Selection:
+ + + + + + +
If you haven’t read any of my previous posts on the geometry of the wavefunction (this link goes to the most recent one of them), then don’t attempt to read this one. It brings too much stuff together to be comprehensible. In fact, I am not even sure if I am going to understand what I write myself. 🙂 [OK. Poor joke. Acknowledged.]
Just to recap the essentials, I part ways with mainstream physicists in regard to the interpretation of the wavefunction. For mainstream physicists, the wavefunction is just some mathematical construct. Nothing real. Of course, I acknowledge mainstream physicists have very good reasons for that, but… Well… I believe that, if there is interference, or diffraction, then something must be interfering, or something must be diffracting. I won’t dwell on this because… Well… I have done that too many times already. My hypothesis is that the wavefunction is, in effect, a rotating field vector, so it’s just like the electric field vector of a (circularly polarized) electromagnetic wave (illustrated below).
+ + + + + + +
Task data:

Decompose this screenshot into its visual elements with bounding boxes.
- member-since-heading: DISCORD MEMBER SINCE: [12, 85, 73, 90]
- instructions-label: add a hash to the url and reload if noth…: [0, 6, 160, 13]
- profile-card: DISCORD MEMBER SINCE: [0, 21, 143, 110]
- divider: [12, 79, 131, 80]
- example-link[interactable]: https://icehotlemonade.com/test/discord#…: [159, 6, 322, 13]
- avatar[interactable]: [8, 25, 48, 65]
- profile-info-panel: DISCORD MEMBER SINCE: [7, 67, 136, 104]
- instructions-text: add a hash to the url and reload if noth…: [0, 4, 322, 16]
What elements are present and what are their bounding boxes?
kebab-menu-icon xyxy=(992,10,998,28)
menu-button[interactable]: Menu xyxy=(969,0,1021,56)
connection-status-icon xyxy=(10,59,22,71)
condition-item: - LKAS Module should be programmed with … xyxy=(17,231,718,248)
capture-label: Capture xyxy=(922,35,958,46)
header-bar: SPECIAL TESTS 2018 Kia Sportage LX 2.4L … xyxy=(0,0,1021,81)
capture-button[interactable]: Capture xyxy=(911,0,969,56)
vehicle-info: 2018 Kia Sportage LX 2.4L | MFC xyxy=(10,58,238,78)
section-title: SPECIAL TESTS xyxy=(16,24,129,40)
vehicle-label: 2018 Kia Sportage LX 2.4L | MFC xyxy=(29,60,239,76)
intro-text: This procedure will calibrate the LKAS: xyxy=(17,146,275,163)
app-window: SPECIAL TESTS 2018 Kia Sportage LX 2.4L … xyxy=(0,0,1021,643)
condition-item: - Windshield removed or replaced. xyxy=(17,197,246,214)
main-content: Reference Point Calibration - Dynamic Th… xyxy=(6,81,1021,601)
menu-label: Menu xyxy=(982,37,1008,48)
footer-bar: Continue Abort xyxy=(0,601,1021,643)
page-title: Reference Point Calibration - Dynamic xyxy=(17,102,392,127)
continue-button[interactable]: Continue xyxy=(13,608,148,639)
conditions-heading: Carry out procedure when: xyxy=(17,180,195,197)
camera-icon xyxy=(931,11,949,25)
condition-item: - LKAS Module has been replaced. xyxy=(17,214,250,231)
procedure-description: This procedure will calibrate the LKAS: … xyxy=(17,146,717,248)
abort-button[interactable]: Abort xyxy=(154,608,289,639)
+ + + + + + +
Task set:
[1] Can you copy the rows word for word, starting from the first row and going up to and including the line with "- instructions-text: add"?
[2] Would you carry on writing the post on the geometry of the wavefunction from its last sentence?

Answers for this exercise:
[1]
Decompose this screenshot into its visual elements with bounding boxes.
- member-since-heading: DISCORD MEMBER SINCE: [12, 85, 73, 90]
- instructions-label: add a hash to the url and reload if noth…: [0, 6, 160, 13]
- profile-card: DISCORD MEMBER SINCE: [0, 21, 143, 110]
- divider: [12, 79, 131, 80]
- example-link[interactable]: https://icehotlemonade.com/test/discord#…: [159, 6, 322, 13]
- avatar[interactable]: [8, 25, 48, 65]
- profile-info-panel: DISCORD MEMBER SINCE: [7, 67, 136, 104]
- instructions-text: add a hash to the url and reload if noth…: [0, 4, 322, 16]

[2]
Of course, it must be different, and it is. First, the (physical) dimension of the field vector of the matter-wave must be different. So what is it? Well… I am tempted to associate the real and imaginary component of the wavefunction with a force per unit mass (as opposed to the force per unit charge dimension of the electric field vector). Of course, the newton/kg dimension reduces to the dimension of acceleration (m/s2), so that’s the dimension of a gravitational field.
Second, I also am tempted to think that this gravitational disturbance causes an electron (or any matter-particle) to move about some center, and I believe it does so at the speed of light. In contrast, electromagnetic waves do not involve any mass: they’re just an oscillating field. Nothing more. Nothing less. Why would I believe there must still be some pointlike particle involved? Well… As Feynman puts it: “When you do find the electron some place, the entire charge is there.” (Feynman’s Lectures, III-21-4) So… Well… That’s why.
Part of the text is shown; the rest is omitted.